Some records
## START

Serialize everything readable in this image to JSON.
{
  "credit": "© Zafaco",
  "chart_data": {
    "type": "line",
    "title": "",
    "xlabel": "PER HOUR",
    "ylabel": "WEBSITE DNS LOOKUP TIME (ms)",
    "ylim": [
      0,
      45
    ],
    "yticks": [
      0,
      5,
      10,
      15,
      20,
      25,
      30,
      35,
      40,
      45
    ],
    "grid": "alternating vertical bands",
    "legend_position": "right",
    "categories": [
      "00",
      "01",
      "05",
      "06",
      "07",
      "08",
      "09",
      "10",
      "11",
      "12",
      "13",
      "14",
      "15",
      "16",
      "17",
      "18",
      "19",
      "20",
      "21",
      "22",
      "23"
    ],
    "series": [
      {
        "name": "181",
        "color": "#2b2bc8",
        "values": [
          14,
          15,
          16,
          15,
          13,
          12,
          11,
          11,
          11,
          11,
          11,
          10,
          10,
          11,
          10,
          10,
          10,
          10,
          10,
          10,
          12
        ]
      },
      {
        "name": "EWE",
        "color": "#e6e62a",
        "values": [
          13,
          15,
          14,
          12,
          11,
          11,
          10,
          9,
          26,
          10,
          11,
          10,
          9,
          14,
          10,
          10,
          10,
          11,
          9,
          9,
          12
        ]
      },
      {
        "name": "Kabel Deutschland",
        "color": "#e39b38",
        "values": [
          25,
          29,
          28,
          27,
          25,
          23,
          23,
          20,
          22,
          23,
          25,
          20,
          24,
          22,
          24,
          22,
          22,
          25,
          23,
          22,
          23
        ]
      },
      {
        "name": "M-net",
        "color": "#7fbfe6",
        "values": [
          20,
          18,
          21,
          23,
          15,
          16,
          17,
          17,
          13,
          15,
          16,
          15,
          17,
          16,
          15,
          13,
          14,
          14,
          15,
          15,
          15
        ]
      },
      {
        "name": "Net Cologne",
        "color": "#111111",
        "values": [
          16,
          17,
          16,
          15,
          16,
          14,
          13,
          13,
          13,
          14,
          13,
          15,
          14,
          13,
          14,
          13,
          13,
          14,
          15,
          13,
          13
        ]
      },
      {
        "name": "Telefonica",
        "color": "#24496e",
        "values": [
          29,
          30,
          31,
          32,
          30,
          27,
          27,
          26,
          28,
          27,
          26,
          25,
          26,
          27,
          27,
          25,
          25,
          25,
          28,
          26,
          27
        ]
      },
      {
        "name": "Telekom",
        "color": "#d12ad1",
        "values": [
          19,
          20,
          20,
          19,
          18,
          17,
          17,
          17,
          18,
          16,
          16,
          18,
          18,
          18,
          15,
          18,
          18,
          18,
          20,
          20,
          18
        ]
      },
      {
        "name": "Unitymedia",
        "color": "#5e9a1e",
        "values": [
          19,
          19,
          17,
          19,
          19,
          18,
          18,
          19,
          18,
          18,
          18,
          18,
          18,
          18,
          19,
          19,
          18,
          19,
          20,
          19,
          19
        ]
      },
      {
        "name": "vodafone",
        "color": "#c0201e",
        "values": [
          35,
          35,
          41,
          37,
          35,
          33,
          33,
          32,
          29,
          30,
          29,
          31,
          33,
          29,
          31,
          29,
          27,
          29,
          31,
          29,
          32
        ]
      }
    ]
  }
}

## END

Determine how many lines of the records above contain the word "name", and report only that number.

■ **SOLUTION TO THIS PROBLEM**: 9